[Stated exercise]
Go through the listing below and gather every line with the word "HashMap".

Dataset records
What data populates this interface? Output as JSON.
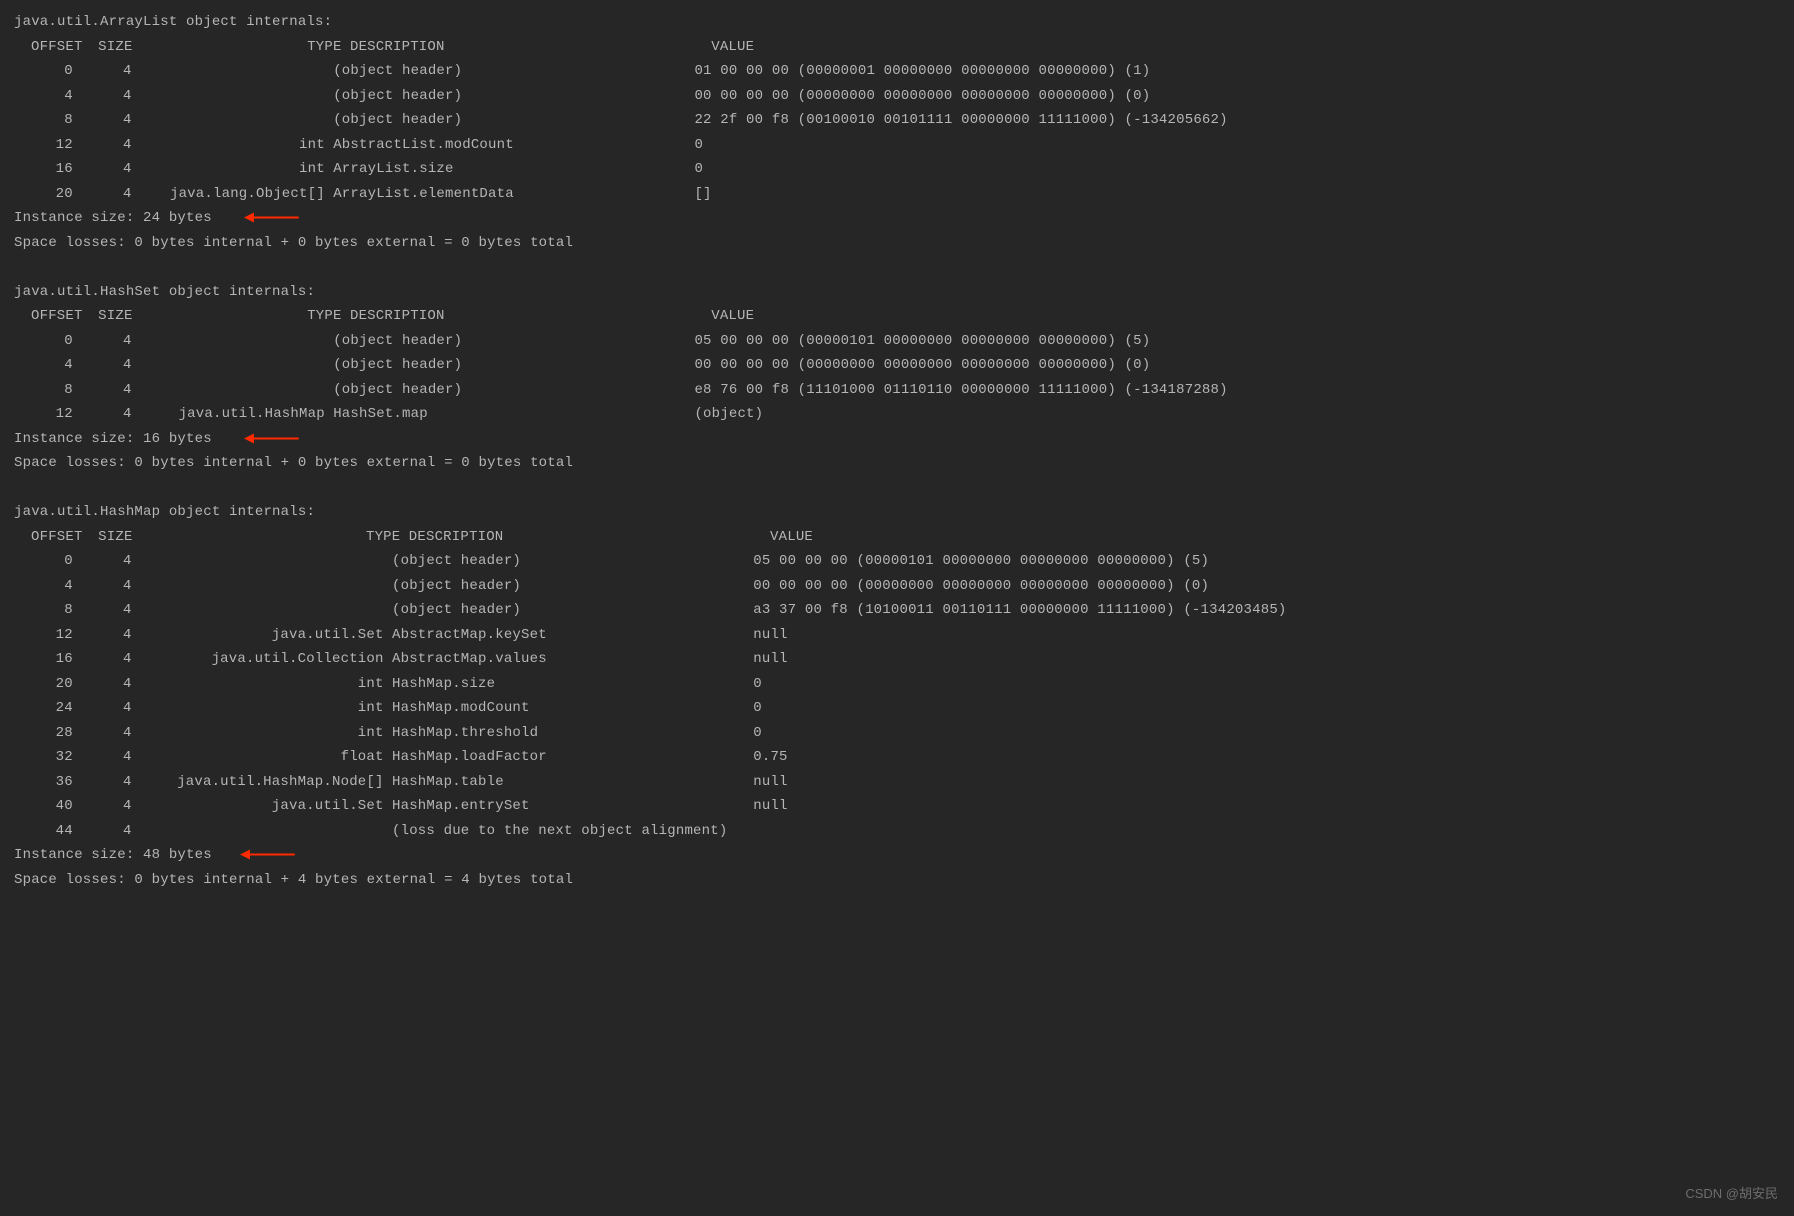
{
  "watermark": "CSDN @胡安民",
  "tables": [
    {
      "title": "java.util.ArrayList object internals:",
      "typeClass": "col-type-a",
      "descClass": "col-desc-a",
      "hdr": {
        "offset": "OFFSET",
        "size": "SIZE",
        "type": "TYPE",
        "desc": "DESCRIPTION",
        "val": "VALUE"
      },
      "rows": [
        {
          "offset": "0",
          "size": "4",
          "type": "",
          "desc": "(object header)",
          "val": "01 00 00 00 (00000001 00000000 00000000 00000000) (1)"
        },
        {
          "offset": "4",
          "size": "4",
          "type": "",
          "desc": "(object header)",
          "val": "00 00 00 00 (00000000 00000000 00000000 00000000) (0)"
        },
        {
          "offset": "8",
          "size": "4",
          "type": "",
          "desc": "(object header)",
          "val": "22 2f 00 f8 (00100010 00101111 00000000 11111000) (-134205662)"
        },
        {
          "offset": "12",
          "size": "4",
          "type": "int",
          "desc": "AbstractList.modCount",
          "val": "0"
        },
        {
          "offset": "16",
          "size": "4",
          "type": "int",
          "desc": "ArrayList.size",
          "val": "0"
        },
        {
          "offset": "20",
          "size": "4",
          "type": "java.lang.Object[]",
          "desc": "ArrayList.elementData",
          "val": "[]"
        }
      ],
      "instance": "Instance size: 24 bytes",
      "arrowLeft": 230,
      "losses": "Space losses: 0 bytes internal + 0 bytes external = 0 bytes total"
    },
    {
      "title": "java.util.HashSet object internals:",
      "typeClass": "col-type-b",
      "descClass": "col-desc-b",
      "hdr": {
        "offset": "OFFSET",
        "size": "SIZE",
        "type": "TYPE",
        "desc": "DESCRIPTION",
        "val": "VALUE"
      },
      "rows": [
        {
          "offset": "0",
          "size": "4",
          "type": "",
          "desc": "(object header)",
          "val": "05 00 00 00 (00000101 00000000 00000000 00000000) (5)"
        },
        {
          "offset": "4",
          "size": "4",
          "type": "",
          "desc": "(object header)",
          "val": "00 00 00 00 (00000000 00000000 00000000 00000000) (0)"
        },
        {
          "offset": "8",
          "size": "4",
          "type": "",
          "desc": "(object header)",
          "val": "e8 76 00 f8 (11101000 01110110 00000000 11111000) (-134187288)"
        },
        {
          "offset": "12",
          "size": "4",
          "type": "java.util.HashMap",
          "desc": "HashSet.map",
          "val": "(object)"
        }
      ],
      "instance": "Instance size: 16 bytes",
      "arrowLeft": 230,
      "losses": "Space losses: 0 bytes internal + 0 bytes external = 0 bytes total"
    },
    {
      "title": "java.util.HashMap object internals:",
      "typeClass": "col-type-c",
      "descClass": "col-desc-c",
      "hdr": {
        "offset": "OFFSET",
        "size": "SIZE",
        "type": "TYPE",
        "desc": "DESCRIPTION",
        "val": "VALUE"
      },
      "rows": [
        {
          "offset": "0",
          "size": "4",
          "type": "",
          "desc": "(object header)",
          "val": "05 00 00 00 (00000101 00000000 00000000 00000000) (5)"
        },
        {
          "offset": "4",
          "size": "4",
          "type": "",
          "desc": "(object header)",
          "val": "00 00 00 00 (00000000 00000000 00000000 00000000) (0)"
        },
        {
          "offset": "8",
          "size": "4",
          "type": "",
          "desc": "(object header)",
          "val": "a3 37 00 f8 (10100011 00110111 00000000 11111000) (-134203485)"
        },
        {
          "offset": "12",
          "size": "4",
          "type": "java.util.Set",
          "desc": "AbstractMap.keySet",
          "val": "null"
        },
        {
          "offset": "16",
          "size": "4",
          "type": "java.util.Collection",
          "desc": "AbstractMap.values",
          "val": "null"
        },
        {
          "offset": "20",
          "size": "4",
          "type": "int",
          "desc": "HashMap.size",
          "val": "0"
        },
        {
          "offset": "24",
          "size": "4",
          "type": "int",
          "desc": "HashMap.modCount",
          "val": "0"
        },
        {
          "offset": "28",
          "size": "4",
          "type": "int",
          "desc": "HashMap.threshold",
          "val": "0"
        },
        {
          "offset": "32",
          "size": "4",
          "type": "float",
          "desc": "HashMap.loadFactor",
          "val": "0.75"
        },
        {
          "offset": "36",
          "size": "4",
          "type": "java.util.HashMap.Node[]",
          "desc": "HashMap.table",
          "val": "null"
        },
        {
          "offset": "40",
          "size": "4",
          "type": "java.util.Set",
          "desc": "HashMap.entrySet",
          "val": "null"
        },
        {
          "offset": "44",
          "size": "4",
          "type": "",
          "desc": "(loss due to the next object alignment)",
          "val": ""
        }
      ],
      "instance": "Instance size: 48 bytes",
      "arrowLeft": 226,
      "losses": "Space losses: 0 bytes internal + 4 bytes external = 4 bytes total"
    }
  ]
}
* * *
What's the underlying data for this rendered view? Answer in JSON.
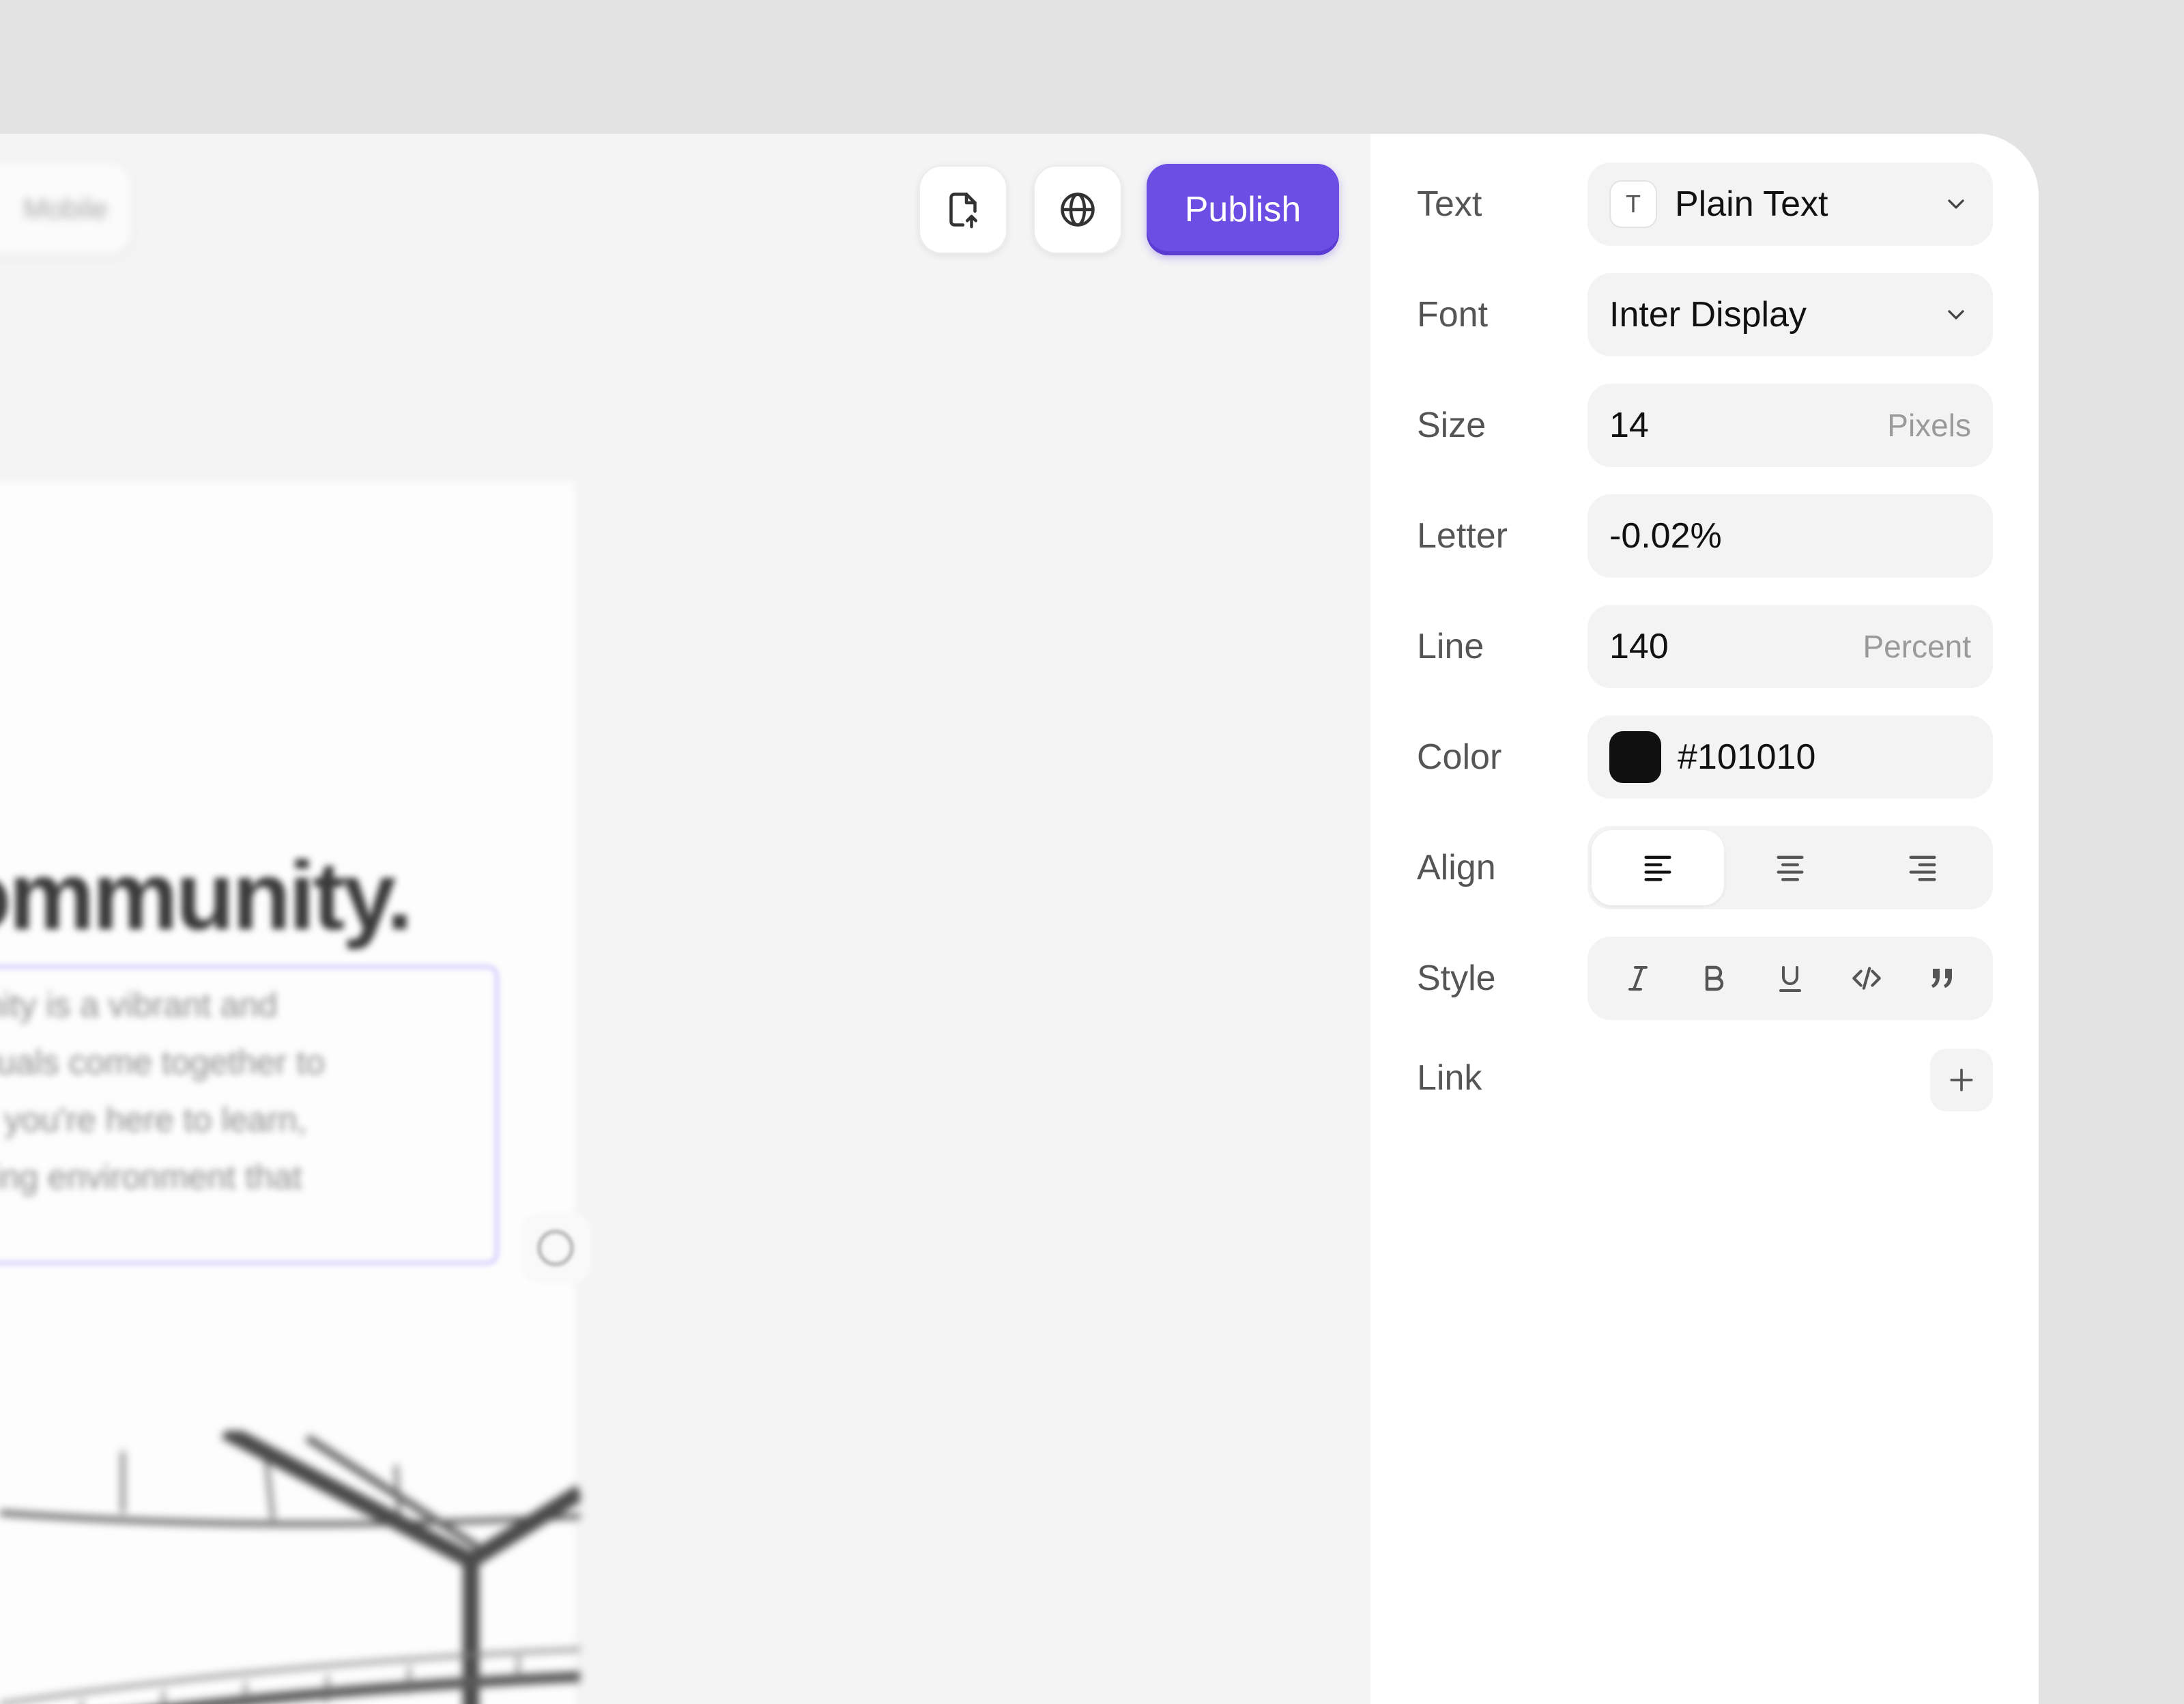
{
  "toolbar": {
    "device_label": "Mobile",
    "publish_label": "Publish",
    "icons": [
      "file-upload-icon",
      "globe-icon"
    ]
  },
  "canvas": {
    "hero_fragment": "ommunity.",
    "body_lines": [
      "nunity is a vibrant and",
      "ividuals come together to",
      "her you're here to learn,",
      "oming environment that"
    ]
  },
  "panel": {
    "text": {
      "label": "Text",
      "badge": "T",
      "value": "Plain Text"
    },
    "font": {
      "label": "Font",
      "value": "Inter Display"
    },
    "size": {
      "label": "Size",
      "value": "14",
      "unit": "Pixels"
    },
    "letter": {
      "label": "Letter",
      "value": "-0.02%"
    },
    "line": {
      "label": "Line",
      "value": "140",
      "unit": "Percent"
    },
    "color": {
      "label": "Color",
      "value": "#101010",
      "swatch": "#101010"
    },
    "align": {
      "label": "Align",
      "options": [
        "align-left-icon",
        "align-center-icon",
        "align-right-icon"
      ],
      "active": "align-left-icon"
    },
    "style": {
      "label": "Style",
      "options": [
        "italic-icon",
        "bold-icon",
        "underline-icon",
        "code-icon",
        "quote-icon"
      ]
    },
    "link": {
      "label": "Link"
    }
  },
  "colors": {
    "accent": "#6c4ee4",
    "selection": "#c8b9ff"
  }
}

[Task response]
          "type": "java.util.HashMap",
      "title": "java.util.HashMap object internals:",
          "desc": "HashMap.size",
          "desc": "HashMap.modCount",
          "desc": "HashMap.threshold",
          "desc": "HashMap.loadFactor",
          "type": "java.util.HashMap.Node[]",
          "desc": "HashMap.table",
          "desc": "HashMap.entrySet",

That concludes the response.